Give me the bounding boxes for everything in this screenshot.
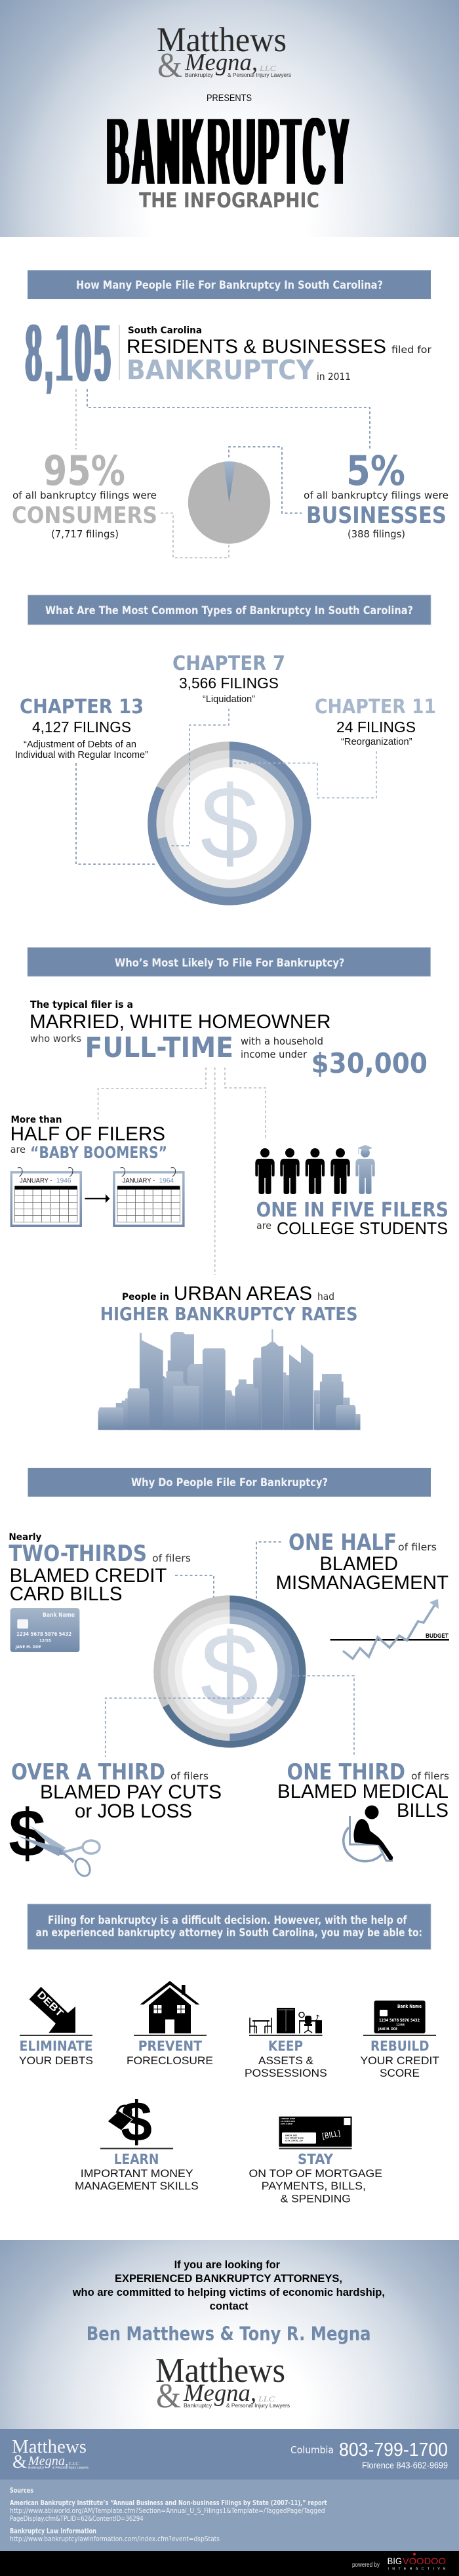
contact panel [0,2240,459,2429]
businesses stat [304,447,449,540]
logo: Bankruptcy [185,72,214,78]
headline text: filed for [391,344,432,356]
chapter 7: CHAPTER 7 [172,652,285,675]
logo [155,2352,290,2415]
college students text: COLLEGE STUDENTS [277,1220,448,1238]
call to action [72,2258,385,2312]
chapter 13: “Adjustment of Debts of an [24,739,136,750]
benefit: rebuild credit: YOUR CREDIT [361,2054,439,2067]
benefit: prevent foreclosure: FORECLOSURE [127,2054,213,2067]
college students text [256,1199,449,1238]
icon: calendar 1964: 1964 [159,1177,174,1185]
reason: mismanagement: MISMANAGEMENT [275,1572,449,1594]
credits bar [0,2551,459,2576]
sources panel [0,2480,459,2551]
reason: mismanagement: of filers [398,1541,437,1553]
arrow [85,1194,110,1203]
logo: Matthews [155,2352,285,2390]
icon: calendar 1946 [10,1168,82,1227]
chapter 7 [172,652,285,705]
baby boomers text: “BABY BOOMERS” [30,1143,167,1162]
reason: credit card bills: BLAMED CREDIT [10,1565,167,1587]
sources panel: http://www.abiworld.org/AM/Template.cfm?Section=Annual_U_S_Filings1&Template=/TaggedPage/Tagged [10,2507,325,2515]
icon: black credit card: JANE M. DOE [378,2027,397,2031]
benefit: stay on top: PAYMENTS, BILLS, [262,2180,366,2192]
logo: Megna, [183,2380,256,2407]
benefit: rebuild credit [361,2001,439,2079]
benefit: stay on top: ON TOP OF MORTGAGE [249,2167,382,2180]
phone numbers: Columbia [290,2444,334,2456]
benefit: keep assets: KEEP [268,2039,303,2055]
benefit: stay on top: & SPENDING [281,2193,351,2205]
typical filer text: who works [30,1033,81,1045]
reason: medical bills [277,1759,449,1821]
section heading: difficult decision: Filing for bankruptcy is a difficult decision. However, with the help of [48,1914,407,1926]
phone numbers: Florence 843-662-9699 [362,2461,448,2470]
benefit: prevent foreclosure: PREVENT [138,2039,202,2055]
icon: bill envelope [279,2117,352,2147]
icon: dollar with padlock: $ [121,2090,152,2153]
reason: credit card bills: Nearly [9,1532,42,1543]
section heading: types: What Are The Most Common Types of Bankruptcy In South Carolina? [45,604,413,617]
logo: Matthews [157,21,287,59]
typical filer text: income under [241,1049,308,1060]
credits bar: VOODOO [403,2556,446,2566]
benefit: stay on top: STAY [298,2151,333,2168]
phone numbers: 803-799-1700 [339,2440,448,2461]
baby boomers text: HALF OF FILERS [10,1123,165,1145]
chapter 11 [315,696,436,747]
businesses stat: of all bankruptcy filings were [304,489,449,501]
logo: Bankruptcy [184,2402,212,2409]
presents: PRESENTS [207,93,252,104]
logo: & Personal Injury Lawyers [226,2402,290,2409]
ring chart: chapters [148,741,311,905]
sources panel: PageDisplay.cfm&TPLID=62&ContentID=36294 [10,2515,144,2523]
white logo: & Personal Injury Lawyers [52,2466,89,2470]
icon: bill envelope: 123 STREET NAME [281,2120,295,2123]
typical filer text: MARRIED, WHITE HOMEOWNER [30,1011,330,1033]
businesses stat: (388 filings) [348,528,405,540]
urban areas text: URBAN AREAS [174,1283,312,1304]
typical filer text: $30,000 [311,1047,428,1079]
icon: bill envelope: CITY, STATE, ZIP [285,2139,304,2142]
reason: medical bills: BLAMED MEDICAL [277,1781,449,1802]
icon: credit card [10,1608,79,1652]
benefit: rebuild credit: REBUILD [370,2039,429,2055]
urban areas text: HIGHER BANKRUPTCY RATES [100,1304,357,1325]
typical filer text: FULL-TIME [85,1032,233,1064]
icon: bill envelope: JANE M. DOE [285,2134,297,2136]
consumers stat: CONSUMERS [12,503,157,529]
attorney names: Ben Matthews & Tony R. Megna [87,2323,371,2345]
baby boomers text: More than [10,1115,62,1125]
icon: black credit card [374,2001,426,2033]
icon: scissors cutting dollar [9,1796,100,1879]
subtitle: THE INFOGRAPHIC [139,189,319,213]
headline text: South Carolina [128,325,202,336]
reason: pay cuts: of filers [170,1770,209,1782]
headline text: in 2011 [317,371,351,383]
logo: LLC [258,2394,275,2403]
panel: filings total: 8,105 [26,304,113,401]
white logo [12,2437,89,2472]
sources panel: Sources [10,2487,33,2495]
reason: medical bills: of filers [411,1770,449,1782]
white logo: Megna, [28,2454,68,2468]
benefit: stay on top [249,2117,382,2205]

......

→ **WHAT THE TASK REQUIRES**:
Copy out every line of the records above exactly, leaving out the pictures.

→ **COMPLETE RESPONSE**:
Give me the bounding boxes for everything in this screenshot.
contact panel [0,2240,459,2429]
businesses stat [304,447,449,540]
logo: Bankruptcy [185,72,214,78]
headline text: filed for [391,344,432,356]
chapter 7: CHAPTER 7 [172,652,285,675]
logo [155,2352,290,2415]
college students text: COLLEGE STUDENTS [277,1220,448,1238]
call to action [72,2258,385,2312]
chapter 13: “Adjustment of Debts of an [24,739,136,750]
benefit: rebuild credit: YOUR CREDIT [361,2054,439,2067]
benefit: prevent foreclosure: FORECLOSURE [127,2054,213,2067]
college students text [256,1199,449,1238]
icon: calendar 1964: 1964 [159,1177,174,1185]
reason: mismanagement: MISMANAGEMENT [275,1572,449,1594]
credits bar [0,2551,459,2576]
sources panel [0,2480,459,2551]
reason: mismanagement: of filers [398,1541,437,1553]
arrow [85,1194,110,1203]
logo: Matthews [155,2352,285,2390]
icon: calendar 1946 [10,1168,82,1227]
chapter 7 [172,652,285,705]
baby boomers text: “BABY BOOMERS” [30,1143,167,1162]
reason: credit card bills: BLAMED CREDIT [10,1565,167,1587]
sources panel: http://www.abiworld.org/AM/Template.cfm?Section=Annual_U_S_Filings1&Template=/TaggedPage/Tagged [10,2507,325,2515]
icon: black credit card: JANE M. DOE [378,2027,397,2031]
benefit: stay on top: PAYMENTS, BILLS, [262,2180,366,2192]
logo: Megna, [183,2380,256,2407]
benefit: rebuild credit [361,2001,439,2079]
benefit: stay on top: ON TOP OF MORTGAGE [249,2167,382,2180]
phone numbers: Columbia [290,2444,334,2456]
benefit: keep assets: KEEP [268,2039,303,2055]
benefit: stay on top: & SPENDING [281,2193,351,2205]
typical filer text: who works [30,1033,81,1045]
reason: medical bills [277,1759,449,1821]
section heading: difficult decision: Filing for bankruptcy is a difficult decision. However, with the help of [48,1914,407,1926]
phone numbers: Florence 843-662-9699 [362,2461,448,2470]
benefit: prevent foreclosure: PREVENT [138,2039,202,2055]
icon: bill envelope [279,2117,352,2147]
icon: dollar with padlock: $ [121,2090,152,2153]
reason: credit card bills: Nearly [9,1532,42,1543]
section heading: types: What Are The Most Common Types of Bankruptcy In South Carolina? [45,604,413,617]
logo: Matthews [157,21,287,59]
typical filer text: income under [241,1049,308,1060]
credits bar: VOODOO [403,2556,446,2566]
benefit: stay on top: STAY [298,2151,333,2168]
phone numbers: 803-799-1700 [339,2440,448,2461]
baby boomers text: HALF OF FILERS [10,1123,165,1145]
chapter 11 [315,696,436,747]
businesses stat: of all bankruptcy filings were [304,489,449,501]
logo: Bankruptcy [184,2402,212,2409]
presents: PRESENTS [207,93,252,104]
logo: & Personal Injury Lawyers [226,2402,290,2409]
ring chart: chapters [148,741,311,905]
sources panel: PageDisplay.cfm&TPLID=62&ContentID=36294 [10,2515,144,2523]
white logo: & Personal Injury Lawyers [52,2466,89,2470]
icon: bill envelope: 123 STREET NAME [281,2120,295,2123]
typical filer text: MARRIED, WHITE HOMEOWNER [30,1011,330,1033]
businesses stat: (388 filings) [348,528,405,540]
urban areas text: URBAN AREAS [174,1283,312,1304]
typical filer text: $30,000 [311,1047,428,1079]
icon: bill envelope: CITY, STATE, ZIP [285,2139,304,2142]
reason: medical bills: BLAMED MEDICAL [277,1781,449,1802]
icon: credit card [10,1608,79,1652]
benefit: rebuild credit: REBUILD [370,2039,429,2055]
urban areas text: HIGHER BANKRUPTCY RATES [100,1304,357,1325]
typical filer text: FULL-TIME [85,1032,233,1064]
icon: bill envelope: JANE M. DOE [285,2134,297,2136]
consumers stat: CONSUMERS [12,503,157,529]
attorney names: Ben Matthews & Tony R. Megna [87,2323,371,2345]
baby boomers text: More than [10,1115,62,1125]
icon: black credit card [374,2001,426,2033]
icon: scissors cutting dollar [9,1796,100,1879]
subtitle: THE INFOGRAPHIC [139,189,319,213]
headline text: South Carolina [128,325,202,336]
reason: pay cuts: of filers [170,1770,209,1782]
headline text: in 2011 [317,371,351,383]
logo: LLC [258,2394,275,2403]
panel: filings total: 8,105 [26,304,113,401]
white logo [12,2437,89,2472]
sources panel: Sources [10,2487,33,2495]
reason: medical bills: of filers [411,1770,449,1782]
white logo: Megna, [28,2454,68,2468]
benefit: stay on top [249,2117,382,2205]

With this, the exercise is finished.